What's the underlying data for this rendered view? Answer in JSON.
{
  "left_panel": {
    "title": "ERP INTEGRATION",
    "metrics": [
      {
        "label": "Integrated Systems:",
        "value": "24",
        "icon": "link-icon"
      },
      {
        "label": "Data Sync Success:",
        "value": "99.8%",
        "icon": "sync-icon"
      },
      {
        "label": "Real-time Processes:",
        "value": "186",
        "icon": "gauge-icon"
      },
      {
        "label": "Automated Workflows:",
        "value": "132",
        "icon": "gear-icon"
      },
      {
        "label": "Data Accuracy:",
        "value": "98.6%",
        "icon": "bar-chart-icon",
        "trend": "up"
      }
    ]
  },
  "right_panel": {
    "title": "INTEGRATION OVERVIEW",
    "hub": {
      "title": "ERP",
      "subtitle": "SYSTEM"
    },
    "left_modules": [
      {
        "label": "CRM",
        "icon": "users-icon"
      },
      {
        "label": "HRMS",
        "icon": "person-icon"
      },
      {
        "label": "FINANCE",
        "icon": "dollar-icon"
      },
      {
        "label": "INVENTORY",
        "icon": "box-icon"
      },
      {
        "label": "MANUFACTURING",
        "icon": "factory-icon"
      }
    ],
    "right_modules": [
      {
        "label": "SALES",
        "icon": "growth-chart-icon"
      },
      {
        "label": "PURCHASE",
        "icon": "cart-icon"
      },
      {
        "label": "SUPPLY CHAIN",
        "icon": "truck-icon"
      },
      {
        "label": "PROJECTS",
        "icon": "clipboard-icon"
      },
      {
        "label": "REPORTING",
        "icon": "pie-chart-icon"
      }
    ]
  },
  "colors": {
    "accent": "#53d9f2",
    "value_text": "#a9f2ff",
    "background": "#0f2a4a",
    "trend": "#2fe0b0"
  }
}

- - -

Scan the listing above for the word "INTEGRATION" and copy every line that holds it.

▶ [Full answer]:
    "title": "ERP INTEGRATION",
    "title": "INTEGRATION OVERVIEW",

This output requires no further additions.